** BEGIN **

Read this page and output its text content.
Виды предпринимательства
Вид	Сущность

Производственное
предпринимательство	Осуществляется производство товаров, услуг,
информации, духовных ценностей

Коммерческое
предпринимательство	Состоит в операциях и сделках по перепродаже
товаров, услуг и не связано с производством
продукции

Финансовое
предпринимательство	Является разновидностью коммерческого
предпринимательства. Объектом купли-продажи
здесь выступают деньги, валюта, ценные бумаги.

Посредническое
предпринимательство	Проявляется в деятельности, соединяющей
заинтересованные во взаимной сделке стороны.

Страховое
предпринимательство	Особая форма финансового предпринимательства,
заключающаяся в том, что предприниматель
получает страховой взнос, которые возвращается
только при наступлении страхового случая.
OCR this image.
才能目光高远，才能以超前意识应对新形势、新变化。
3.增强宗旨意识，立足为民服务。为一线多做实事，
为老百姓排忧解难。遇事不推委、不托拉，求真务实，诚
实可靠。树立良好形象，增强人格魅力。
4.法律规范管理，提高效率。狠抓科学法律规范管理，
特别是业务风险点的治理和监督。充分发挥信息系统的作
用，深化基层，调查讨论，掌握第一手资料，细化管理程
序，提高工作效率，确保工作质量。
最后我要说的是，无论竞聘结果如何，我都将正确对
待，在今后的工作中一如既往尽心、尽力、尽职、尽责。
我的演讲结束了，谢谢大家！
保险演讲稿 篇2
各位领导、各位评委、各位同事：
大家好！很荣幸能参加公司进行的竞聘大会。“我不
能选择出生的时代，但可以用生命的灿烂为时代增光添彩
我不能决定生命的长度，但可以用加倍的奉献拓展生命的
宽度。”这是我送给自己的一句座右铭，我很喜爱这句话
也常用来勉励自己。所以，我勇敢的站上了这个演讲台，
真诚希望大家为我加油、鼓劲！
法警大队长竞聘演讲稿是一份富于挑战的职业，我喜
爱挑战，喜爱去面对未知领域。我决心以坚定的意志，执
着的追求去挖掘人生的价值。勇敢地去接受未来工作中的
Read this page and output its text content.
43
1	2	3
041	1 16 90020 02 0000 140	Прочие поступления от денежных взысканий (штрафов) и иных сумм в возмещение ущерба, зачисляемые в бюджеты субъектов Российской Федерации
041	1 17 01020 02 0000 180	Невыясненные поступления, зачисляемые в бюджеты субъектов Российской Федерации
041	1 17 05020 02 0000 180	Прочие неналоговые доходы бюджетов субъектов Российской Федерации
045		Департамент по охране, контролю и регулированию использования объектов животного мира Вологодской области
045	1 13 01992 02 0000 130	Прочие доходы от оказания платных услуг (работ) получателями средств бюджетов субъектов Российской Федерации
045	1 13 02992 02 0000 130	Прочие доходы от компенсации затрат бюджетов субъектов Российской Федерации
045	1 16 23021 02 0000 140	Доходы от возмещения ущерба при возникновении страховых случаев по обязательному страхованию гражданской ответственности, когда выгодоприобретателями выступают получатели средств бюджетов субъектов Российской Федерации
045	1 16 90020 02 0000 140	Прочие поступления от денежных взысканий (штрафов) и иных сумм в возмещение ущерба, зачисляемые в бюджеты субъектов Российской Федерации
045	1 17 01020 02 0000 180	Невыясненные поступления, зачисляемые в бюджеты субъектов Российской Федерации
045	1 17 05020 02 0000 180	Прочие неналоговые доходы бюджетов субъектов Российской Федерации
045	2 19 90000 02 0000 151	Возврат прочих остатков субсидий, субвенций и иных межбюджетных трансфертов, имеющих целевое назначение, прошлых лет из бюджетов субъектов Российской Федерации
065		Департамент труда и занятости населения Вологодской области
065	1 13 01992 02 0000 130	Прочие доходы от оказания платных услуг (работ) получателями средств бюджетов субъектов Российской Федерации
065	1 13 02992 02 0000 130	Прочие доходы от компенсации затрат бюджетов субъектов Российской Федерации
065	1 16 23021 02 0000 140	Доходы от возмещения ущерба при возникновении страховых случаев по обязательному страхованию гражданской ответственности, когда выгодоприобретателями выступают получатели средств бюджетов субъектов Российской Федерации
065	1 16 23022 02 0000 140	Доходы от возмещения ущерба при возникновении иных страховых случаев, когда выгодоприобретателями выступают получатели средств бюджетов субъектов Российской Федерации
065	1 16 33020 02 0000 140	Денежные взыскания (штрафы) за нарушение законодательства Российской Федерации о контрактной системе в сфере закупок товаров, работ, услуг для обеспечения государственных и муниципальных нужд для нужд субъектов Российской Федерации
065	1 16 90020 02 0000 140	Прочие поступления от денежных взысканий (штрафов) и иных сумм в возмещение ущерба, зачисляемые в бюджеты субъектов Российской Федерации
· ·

** END **

Your instructions | Using the records above, copy each line that contains "области".

The solution |
045		Департамент по охране, контролю и регулированию использования объектов животного мира Вологодской области
065		Департамент труда и занятости населения Вологодской области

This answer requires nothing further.